--- WHAT TO WORK ON ---
Repeat the listing below in full, keeping each word as given.

============================================================

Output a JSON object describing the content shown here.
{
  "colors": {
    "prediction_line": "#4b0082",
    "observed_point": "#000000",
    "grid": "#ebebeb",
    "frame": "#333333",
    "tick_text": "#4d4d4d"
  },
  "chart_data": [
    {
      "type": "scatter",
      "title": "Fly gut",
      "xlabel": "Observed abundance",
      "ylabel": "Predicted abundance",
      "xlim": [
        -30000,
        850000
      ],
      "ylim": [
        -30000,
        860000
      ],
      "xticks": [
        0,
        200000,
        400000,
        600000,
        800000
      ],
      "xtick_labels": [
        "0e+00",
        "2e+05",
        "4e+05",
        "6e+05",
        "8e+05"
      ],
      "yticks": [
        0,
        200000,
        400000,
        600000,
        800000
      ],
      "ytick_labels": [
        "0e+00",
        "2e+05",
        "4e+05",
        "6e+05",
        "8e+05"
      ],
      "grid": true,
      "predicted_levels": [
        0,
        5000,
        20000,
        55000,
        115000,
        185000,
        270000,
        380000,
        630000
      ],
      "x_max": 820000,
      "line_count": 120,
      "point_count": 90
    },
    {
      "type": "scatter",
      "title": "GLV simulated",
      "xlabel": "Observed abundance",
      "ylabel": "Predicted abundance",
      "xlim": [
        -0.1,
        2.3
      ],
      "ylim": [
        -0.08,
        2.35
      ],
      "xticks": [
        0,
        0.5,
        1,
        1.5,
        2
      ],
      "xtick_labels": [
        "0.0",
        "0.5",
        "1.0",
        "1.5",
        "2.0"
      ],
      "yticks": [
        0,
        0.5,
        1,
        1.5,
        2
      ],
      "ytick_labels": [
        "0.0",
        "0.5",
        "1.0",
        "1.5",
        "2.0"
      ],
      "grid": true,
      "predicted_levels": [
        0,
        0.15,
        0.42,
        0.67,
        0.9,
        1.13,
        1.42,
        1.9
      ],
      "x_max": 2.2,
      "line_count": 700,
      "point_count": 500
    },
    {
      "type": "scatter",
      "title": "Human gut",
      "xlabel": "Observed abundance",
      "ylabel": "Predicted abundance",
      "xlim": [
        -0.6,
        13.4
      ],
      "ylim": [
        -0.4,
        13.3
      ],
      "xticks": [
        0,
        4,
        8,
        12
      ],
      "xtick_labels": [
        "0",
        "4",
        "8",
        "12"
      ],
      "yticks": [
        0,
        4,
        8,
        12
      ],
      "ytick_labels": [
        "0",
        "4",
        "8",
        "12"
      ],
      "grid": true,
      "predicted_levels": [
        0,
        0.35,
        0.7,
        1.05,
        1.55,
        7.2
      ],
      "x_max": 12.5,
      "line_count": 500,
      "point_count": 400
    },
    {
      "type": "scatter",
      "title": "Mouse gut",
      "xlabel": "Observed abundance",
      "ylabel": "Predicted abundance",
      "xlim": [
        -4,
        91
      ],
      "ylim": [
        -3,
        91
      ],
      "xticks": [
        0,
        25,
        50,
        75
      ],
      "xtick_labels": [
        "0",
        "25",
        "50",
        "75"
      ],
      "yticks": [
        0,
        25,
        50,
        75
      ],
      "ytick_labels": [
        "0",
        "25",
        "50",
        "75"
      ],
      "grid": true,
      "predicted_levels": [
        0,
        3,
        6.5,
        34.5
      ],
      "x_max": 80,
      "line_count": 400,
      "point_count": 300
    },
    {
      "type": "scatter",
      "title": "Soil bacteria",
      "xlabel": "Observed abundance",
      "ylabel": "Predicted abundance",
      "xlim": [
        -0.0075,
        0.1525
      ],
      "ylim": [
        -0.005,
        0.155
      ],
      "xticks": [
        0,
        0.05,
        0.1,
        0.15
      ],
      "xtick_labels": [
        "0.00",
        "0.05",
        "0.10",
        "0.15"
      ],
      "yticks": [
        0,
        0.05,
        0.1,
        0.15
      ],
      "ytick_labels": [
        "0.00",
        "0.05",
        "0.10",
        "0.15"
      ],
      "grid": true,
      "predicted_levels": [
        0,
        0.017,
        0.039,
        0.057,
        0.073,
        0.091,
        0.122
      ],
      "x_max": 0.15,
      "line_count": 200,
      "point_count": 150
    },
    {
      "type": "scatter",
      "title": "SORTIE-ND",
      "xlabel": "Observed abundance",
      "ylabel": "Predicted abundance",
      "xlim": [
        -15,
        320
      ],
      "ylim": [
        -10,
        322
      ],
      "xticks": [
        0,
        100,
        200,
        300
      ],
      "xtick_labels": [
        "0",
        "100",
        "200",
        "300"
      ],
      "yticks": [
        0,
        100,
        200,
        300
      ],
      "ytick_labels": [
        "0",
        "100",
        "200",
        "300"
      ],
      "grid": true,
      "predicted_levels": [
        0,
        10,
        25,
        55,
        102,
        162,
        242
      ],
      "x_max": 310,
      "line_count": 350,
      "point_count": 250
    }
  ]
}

============================================================

--- SOLUTION ---
Output a JSON object describing the content shown here.
{
  "colors": {
    "prediction_line": "#4b0082",
    "observed_point": "#000000",
    "grid": "#ebebeb",
    "frame": "#333333",
    "tick_text": "#4d4d4d"
  },
  "chart_data": [
    {
      "type": "scatter",
      "title": "Fly gut",
      "xlabel": "Observed abundance",
      "ylabel": "Predicted abundance",
      "xlim": [
        -30000,
        850000
      ],
      "ylim": [
        -30000,
        860000
      ],
      "xticks": [
        0,
        200000,
        400000,
        600000,
        800000
      ],
      "xtick_labels": [
        "0e+00",
        "2e+05",
        "4e+05",
        "6e+05",
        "8e+05"
      ],
      "yticks": [
        0,
        200000,
        400000,
        600000,
        800000
      ],
      "ytick_labels": [
        "0e+00",
        "2e+05",
        "4e+05",
        "6e+05",
        "8e+05"
      ],
      "grid": true,
      "predicted_levels": [
        0,
        5000,
        20000,
        55000,
        115000,
        185000,
        270000,
        380000,
        630000
      ],
      "x_max": 820000,
      "line_count": 120,
      "point_count": 90
    },
    {
      "type": "scatter",
      "title": "GLV simulated",
      "xlabel": "Observed abundance",
      "ylabel": "Predicted abundance",
      "xlim": [
        -0.1,
        2.3
      ],
      "ylim": [
        -0.08,
        2.35
      ],
      "xticks": [
        0,
        0.5,
        1,
        1.5,
        2
      ],
      "xtick_labels": [
        "0.0",
        "0.5",
        "1.0",
        "1.5",
        "2.0"
      ],
      "yticks": [
        0,
        0.5,
        1,
        1.5,
        2
      ],
      "ytick_labels": [
        "0.0",
        "0.5",
        "1.0",
        "1.5",
        "2.0"
      ],
      "grid": true,
      "predicted_levels": [
        0,
        0.15,
        0.42,
        0.67,
        0.9,
        1.13,
        1.42,
        1.9
      ],
      "x_max": 2.2,
      "line_count": 700,
      "point_count": 500
    },
    {
      "type": "scatter",
      "title": "Human gut",
      "xlabel": "Observed abundance",
      "ylabel": "Predicted abundance",
      "xlim": [
        -0.6,
        13.4
      ],
      "ylim": [
        -0.4,
        13.3
      ],
      "xticks": [
        0,
        4,
        8,
        12
      ],
      "xtick_labels": [
        "0",
        "4",
        "8",
        "12"
      ],
      "yticks": [
        0,
        4,
        8,
        12
      ],
      "ytick_labels": [
        "0",
        "4",
        "8",
        "12"
      ],
      "grid": true,
      "predicted_levels": [
        0,
        0.35,
        0.7,
        1.05,
        1.55,
        7.2
      ],
      "x_max": 12.5,
      "line_count": 500,
      "point_count": 400
    },
    {
      "type": "scatter",
      "title": "Mouse gut",
      "xlabel": "Observed abundance",
      "ylabel": "Predicted abundance",
      "xlim": [
        -4,
        91
      ],
      "ylim": [
        -3,
        91
      ],
      "xticks": [
        0,
        25,
        50,
        75
      ],
      "xtick_labels": [
        "0",
        "25",
        "50",
        "75"
      ],
      "yticks": [
        0,
        25,
        50,
        75
      ],
      "ytick_labels": [
        "0",
        "25",
        "50",
        "75"
      ],
      "grid": true,
      "predicted_levels": [
        0,
        3,
        6.5,
        34.5
      ],
      "x_max": 80,
      "line_count": 400,
      "point_count": 300
    },
    {
      "type": "scatter",
      "title": "Soil bacteria",
      "xlabel": "Observed abundance",
      "ylabel": "Predicted abundance",
      "xlim": [
        -0.0075,
        0.1525
      ],
      "ylim": [
        -0.005,
        0.155
      ],
      "xticks": [
        0,
        0.05,
        0.1,
        0.15
      ],
      "xtick_labels": [
        "0.00",
        "0.05",
        "0.10",
        "0.15"
      ],
      "yticks": [
        0,
        0.05,
        0.1,
        0.15
      ],
      "ytick_labels": [
        "0.00",
        "0.05",
        "0.10",
        "0.15"
      ],
      "grid": true,
      "predicted_levels": [
        0,
        0.017,
        0.039,
        0.057,
        0.073,
        0.091,
        0.122
      ],
      "x_max": 0.15,
      "line_count": 200,
      "point_count": 150
    },
    {
      "type": "scatter",
      "title": "SORTIE-ND",
      "xlabel": "Observed abundance",
      "ylabel": "Predicted abundance",
      "xlim": [
        -15,
        320
      ],
      "ylim": [
        -10,
        322
      ],
      "xticks": [
        0,
        100,
        200,
        300
      ],
      "xtick_labels": [
        "0",
        "100",
        "200",
        "300"
      ],
      "yticks": [
        0,
        100,
        200,
        300
      ],
      "ytick_labels": [
        "0",
        "100",
        "200",
        "300"
      ],
      "grid": true,
      "predicted_levels": [
        0,
        10,
        25,
        55,
        102,
        162,
        242
      ],
      "x_max": 310,
      "line_count": 350,
      "point_count": 250
    }
  ]
}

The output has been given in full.